## Work to do
Filter these entries, keeping only lines that hold the word "folders".

## start

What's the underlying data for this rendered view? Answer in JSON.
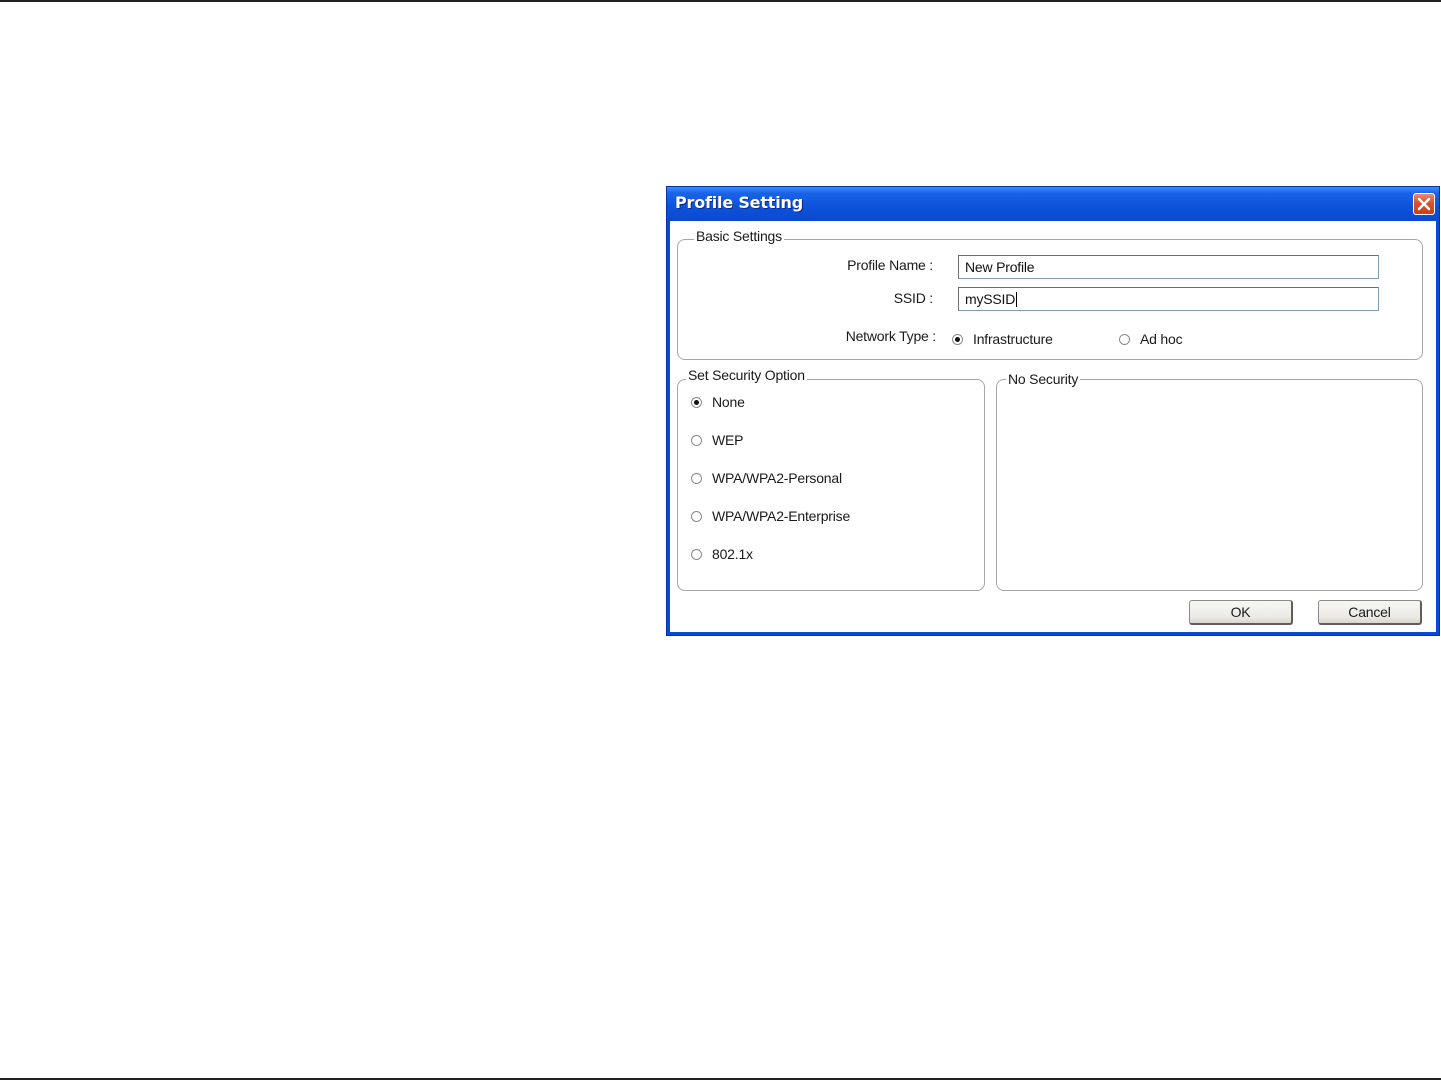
{
  "window": {
    "title": "Profile Setting"
  },
  "basic_settings": {
    "group_label": "Basic Settings",
    "profile_name_label": "Profile Name :",
    "profile_name_value": "New Profile",
    "ssid_label": "SSID :",
    "ssid_value": "mySSID",
    "network_type_label": "Network Type :",
    "network_type_options": [
      {
        "label": "Infrastructure",
        "checked": true
      },
      {
        "label": "Ad hoc",
        "checked": false
      }
    ]
  },
  "security": {
    "group_label": "Set Security Option",
    "options": [
      {
        "label": "None",
        "checked": true
      },
      {
        "label": "WEP",
        "checked": false
      },
      {
        "label": "WPA/WPA2-Personal",
        "checked": false
      },
      {
        "label": "WPA/WPA2-Enterprise",
        "checked": false
      },
      {
        "label": "802.1x",
        "checked": false
      }
    ],
    "detail_group_label": "No Security"
  },
  "buttons": {
    "ok": "OK",
    "cancel": "Cancel"
  },
  "colors": {
    "titlebar": "#0c52d9",
    "close_button": "#d9512c",
    "window_background": "#ffffff"
  },
  "icons": {
    "close": "close-icon"
  }
}
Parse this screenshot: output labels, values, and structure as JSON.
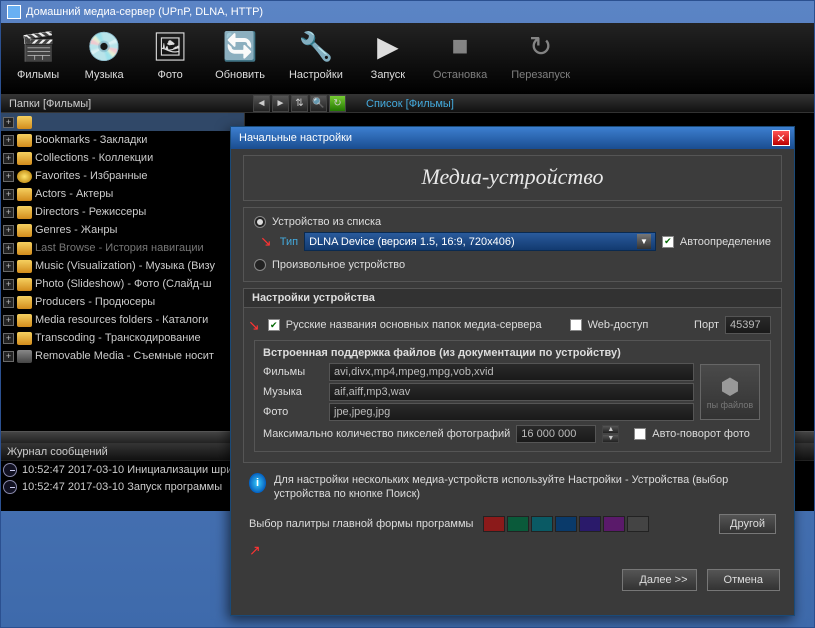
{
  "window": {
    "title": "Домашний медиа-сервер (UPnP, DLNA, HTTP)"
  },
  "toolbar": [
    {
      "label": "Фильмы",
      "glyph": "🎬"
    },
    {
      "label": "Музыка",
      "glyph": "💿"
    },
    {
      "label": "Фото",
      "glyph": "🖼"
    },
    {
      "label": "Обновить",
      "glyph": "🔄"
    },
    {
      "label": "Настройки",
      "glyph": "🔧"
    },
    {
      "label": "Запуск",
      "glyph": "▶"
    },
    {
      "label": "Остановка",
      "glyph": "■"
    },
    {
      "label": "Перезапуск",
      "glyph": "↻"
    }
  ],
  "header": {
    "folders": "Папки [Фильмы]",
    "list": "Список [Фильмы]"
  },
  "tree": [
    {
      "label": "",
      "sel": true
    },
    {
      "label": "Bookmarks - Закладки"
    },
    {
      "label": "Collections - Коллекции"
    },
    {
      "label": "Favorites - Избранные",
      "star": true
    },
    {
      "label": "Actors - Актеры"
    },
    {
      "label": "Directors - Режиссеры"
    },
    {
      "label": "Genres - Жанры"
    },
    {
      "label": "Last Browse - История навигации",
      "dim": true
    },
    {
      "label": "Music (Visualization) - Музыка (Визу"
    },
    {
      "label": "Photo (Slideshow) - Фото (Слайд-ш"
    },
    {
      "label": "Producers - Продюсеры"
    },
    {
      "label": "Media resources folders - Каталоги"
    },
    {
      "label": "Transcoding - Транскодирование"
    },
    {
      "label": "Removable Media - Съемные носит",
      "grey": true
    }
  ],
  "log": {
    "title": "Журнал сообщений",
    "rows": [
      "10:52:47 2017-03-10 Инициализации шри",
      "10:52:47 2017-03-10 Запуск программы"
    ]
  },
  "dlg": {
    "title": "Начальные настройки",
    "heading": "Медиа-устройство",
    "group1": {
      "opt1": "Устройство из списка",
      "typeLabel": "Тип",
      "typeValue": "DLNA Device (версия 1.5, 16:9, 720x406)",
      "autodetect": "Автоопределение",
      "opt2": "Произвольное устройство"
    },
    "group2": {
      "title": "Настройки устройства",
      "ruNames": "Русские названия основных папок медиа-сервера",
      "web": "Web-доступ",
      "portLabel": "Порт",
      "port": "45397",
      "filesup": {
        "title": "Встроенная поддержка файлов (из документации по устройству)",
        "movies": {
          "label": "Фильмы",
          "value": "avi,divx,mp4,mpeg,mpg,vob,xvid"
        },
        "music": {
          "label": "Музыка",
          "value": "aif,aiff,mp3,wav"
        },
        "photo": {
          "label": "Фото",
          "value": "jpe,jpeg,jpg"
        },
        "iconText": "пы файлов"
      },
      "maxpx": "Максимально количество пикселей фотографий",
      "maxpxValue": "16 000 000",
      "autorotate": "Авто-поворот фото"
    },
    "tip": "Для настройки нескольких медиа-устройств используйте Настройки - Устройства (выбор устройства по кнопке Поиск)",
    "palette": {
      "label": "Выбор палитры главной формы программы",
      "swatches": [
        "#8b1a1a",
        "#0a5a3a",
        "#0a5a64",
        "#0a3a6a",
        "#2a1a6a",
        "#5a1a6a",
        "#444444"
      ],
      "other": "Другой"
    },
    "next": "Далее >>",
    "cancel": "Отмена"
  }
}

## end

## Response to this task
    "folders": "Папки [Фильмы]",
      "label": "Media resources folders - Каталоги"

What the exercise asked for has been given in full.